# DESCRIPTION OF THE TASK:
If a line of the data below contains the string "drinking", copy it into your answer.

------

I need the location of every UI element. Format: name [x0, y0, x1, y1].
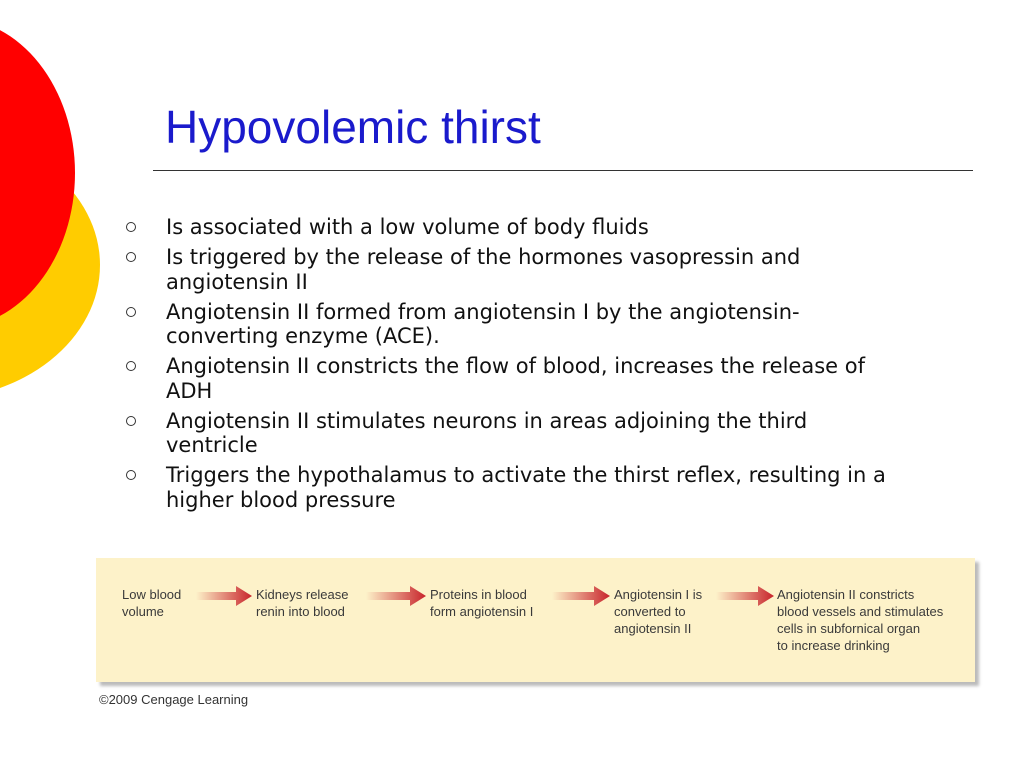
flow-step-angiotensin-conversion [614, 586, 702, 637]
flow-step-line: Low blood [122, 587, 182, 602]
flow-diagram [96, 558, 975, 682]
flow-arrow-icon [716, 584, 776, 608]
flow-step-line: blood vessels and stimulates [777, 604, 944, 619]
bullet-item [120, 463, 970, 512]
hollow-circle-bullet-icon [126, 470, 136, 480]
bullet-item [120, 300, 970, 349]
bullet-line: higher blood pressure [166, 487, 396, 512]
bullet-line: Is associated with a low volume of body fluids [166, 215, 649, 239]
flow-step-line: Proteins in blood [430, 587, 527, 602]
hollow-circle-bullet-icon [126, 361, 136, 371]
bullet-line: converting enzyme (ACE). [166, 324, 440, 348]
hollow-circle-bullet-icon [126, 416, 136, 426]
flow-step-line: to increase drinking [777, 638, 890, 653]
flow-step-line: form angiotensin I [430, 604, 534, 619]
hollow-circle-bullet-icon [126, 222, 136, 232]
flow-step-line: Kidneys release [256, 587, 349, 602]
bullet-line: Triggers the hypothalamus to activate the thirst reflex, resulting in a [166, 463, 886, 487]
bullet-item [120, 409, 970, 458]
bullet-line: ventricle [166, 433, 258, 457]
bullet-item [120, 215, 970, 240]
flow-step-low-blood-volume [122, 586, 181, 620]
flow-step-line: angiotensin II [614, 621, 692, 636]
flow-step-line: volume [122, 604, 164, 619]
flow-step-line: Angiotensin I is [614, 587, 703, 602]
bullet-line: Is triggered by the release of the hormones vasopressin and [166, 245, 801, 269]
bullet-item [120, 354, 970, 403]
flow-step-kidneys [256, 586, 349, 620]
flow-arrow-icon [366, 584, 428, 608]
bullet-line: ADH [166, 378, 213, 403]
flow-arrow-icon [196, 584, 254, 608]
flow-step-proteins [430, 586, 533, 620]
copyright-notice: ©2009 Cengage Learning [99, 692, 249, 707]
bullet-list [120, 215, 970, 518]
hollow-circle-bullet-icon [126, 307, 136, 317]
bullet-line: Angiotensin II formed from angiotensin I by the angiotensin- [166, 299, 800, 324]
flow-step-line: Angiotensin II constricts [777, 587, 915, 602]
slide-title: Hypovolemic thirst [165, 101, 541, 153]
bullet-line: angiotensin II [166, 269, 308, 294]
title-divider [153, 170, 973, 171]
flow-step-line: renin into blood [256, 604, 345, 619]
bullet-line: Angiotensin II stimulates neurons in areas adjoining the third [166, 408, 808, 433]
flow-arrow-icon [552, 584, 612, 608]
flow-step-line: converted to [614, 604, 686, 619]
hollow-circle-bullet-icon [126, 252, 136, 262]
bullet-line: Angiotensin II constricts the flow of blood, increases the release of [166, 354, 865, 378]
flow-step-increase-drinking [777, 586, 943, 654]
bullet-item [120, 245, 970, 294]
flow-step-line: cells in subfornical organ [777, 621, 921, 636]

------

# ANSWER BOX:
flow-step-line: to increase drinking [777, 638, 890, 653]
flow-step-increase-drinking [777, 586, 943, 654]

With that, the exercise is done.